>> START Exercise inputs

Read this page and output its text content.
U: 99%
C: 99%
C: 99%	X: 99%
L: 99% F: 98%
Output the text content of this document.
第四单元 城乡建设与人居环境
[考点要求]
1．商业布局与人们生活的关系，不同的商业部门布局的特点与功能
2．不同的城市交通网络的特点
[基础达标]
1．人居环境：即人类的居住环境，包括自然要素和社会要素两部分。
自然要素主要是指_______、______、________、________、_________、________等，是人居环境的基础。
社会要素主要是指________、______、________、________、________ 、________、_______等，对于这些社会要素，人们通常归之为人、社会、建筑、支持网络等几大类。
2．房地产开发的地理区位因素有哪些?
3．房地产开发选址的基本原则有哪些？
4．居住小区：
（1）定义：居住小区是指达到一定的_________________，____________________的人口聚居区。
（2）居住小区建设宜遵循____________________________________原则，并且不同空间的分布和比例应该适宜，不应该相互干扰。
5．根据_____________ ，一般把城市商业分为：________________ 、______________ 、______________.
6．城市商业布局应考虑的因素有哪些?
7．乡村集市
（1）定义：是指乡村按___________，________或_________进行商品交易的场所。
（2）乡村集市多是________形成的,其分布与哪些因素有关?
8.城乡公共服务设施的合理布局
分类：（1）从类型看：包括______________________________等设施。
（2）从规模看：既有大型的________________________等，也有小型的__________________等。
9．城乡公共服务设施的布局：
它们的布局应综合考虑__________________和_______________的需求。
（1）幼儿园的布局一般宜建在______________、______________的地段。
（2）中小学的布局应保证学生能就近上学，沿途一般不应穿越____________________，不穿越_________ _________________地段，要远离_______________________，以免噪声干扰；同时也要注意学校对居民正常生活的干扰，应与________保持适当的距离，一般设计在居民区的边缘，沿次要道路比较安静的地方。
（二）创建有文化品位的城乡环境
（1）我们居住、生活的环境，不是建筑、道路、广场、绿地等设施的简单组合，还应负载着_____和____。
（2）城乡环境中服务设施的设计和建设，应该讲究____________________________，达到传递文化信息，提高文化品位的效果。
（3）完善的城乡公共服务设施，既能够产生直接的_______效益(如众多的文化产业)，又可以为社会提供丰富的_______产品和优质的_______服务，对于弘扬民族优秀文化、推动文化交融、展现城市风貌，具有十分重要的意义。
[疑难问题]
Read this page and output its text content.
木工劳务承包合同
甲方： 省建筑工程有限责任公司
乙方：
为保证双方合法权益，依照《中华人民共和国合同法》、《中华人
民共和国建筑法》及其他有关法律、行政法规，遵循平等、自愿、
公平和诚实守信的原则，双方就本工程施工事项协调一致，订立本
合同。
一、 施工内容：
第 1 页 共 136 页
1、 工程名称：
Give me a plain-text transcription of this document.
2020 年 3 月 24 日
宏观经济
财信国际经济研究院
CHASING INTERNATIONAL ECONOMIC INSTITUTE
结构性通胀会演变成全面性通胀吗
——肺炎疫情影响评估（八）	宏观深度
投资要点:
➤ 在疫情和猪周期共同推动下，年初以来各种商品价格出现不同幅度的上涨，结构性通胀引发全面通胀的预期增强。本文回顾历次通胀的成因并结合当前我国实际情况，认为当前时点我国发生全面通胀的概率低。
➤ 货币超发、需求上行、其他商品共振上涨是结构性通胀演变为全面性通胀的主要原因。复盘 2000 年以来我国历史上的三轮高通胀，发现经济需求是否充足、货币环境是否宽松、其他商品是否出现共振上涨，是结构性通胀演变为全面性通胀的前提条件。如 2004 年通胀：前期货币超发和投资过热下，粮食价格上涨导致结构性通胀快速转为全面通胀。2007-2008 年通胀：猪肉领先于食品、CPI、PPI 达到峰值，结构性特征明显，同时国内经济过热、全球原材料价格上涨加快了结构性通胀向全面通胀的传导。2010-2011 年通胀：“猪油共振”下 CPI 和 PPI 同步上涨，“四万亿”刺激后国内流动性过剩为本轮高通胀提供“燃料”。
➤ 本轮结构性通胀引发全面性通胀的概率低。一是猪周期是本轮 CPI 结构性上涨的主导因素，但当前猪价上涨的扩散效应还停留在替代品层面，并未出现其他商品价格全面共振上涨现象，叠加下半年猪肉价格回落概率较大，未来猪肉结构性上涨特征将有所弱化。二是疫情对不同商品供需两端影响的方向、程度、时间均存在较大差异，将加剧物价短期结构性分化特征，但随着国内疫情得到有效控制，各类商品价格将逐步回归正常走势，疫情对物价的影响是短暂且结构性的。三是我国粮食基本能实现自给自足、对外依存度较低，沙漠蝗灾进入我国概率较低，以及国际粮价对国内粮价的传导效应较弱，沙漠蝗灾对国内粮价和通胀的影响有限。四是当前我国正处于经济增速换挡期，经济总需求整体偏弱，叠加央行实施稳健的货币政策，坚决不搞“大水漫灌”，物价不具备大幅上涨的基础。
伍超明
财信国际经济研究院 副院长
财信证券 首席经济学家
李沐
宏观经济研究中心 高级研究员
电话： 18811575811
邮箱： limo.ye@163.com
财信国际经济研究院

>> END Exercise inputs

## Problem details
Copy out each line of the data containing the string "document".

## Result of the exercise
Output the text content of this document.
Give me a plain-text transcription of this document.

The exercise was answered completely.